Dataset entries -
..........

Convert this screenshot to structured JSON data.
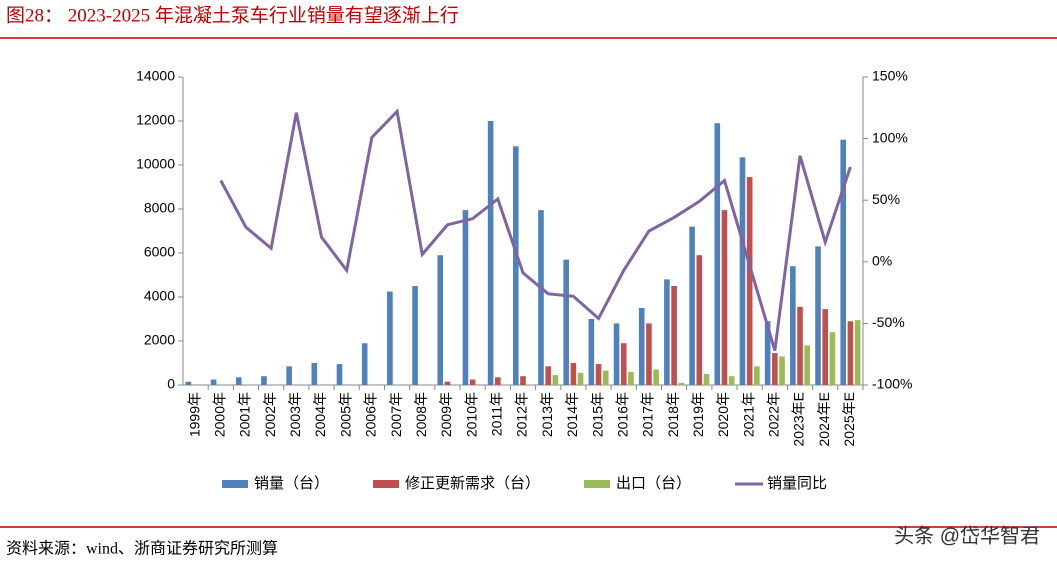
{
  "header": {
    "title": "图28：  2023-2025 年混凝土泵车行业销量有望逐渐上行"
  },
  "footer": {
    "source": "资料来源：wind、浙商证券研究所测算",
    "watermark": "头条 @岱华智君"
  },
  "chart_data": {
    "type": "bar",
    "categories": [
      "1999年",
      "2000年",
      "2001年",
      "2002年",
      "2003年",
      "2004年",
      "2005年",
      "2006年",
      "2007年",
      "2008年",
      "2009年",
      "2010年",
      "2011年",
      "2012年",
      "2013年",
      "2014年",
      "2015年",
      "2016年",
      "2017年",
      "2018年",
      "2019年",
      "2020年",
      "2021年",
      "2022年",
      "2023年E",
      "2024年E",
      "2025年E"
    ],
    "series": [
      {
        "name": "销量（台）",
        "type": "bar",
        "color": "#4f81bd",
        "values": [
          150,
          250,
          350,
          400,
          850,
          1000,
          950,
          1900,
          4250,
          4500,
          5900,
          7950,
          12000,
          10850,
          7950,
          5700,
          3000,
          2800,
          3500,
          4800,
          7200,
          11900,
          10350,
          2900,
          5400,
          6300,
          11150
        ]
      },
      {
        "name": "修正更新需求（台）",
        "type": "bar",
        "color": "#c0504d",
        "values": [
          null,
          null,
          null,
          null,
          null,
          null,
          null,
          null,
          null,
          null,
          150,
          250,
          350,
          400,
          850,
          1000,
          950,
          1900,
          2800,
          4500,
          5900,
          7950,
          9450,
          1450,
          3550,
          3450,
          2900
        ]
      },
      {
        "name": "出口（台）",
        "type": "bar",
        "color": "#9bbb59",
        "values": [
          null,
          null,
          null,
          null,
          null,
          null,
          null,
          null,
          null,
          null,
          null,
          null,
          null,
          null,
          450,
          550,
          650,
          600,
          700,
          100,
          500,
          400,
          850,
          1300,
          1800,
          2400,
          2950
        ]
      },
      {
        "name": "销量同比",
        "type": "line",
        "axis": "y2",
        "color": "#8064a2",
        "values": [
          null,
          66,
          28,
          11,
          121,
          20,
          -7,
          101,
          122,
          6,
          30,
          35,
          51,
          -9,
          -26,
          -28,
          -46,
          -7,
          25,
          36,
          49,
          66,
          -3,
          -72,
          86,
          16,
          77
        ]
      }
    ],
    "ylim": [
      0,
      14000
    ],
    "yticks": [
      0,
      2000,
      4000,
      6000,
      8000,
      10000,
      12000,
      14000
    ],
    "y2lim": [
      -100,
      150
    ],
    "y2ticks": [
      {
        "value": -100,
        "label": "-100%"
      },
      {
        "value": -50,
        "label": "-50%"
      },
      {
        "value": 0,
        "label": "0%"
      },
      {
        "value": 50,
        "label": "50%"
      },
      {
        "value": 100,
        "label": "100%"
      },
      {
        "value": 150,
        "label": "150%"
      }
    ],
    "legend": "bottom"
  }
}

..........

Exercise objective -
Whenever "name" turns up in a line, pick that line out.

Answer to the task -
        "name": "销量（台）",
        "name": "修正更新需求（台）",
        "name": "出口（台）",
        "name": "销量同比",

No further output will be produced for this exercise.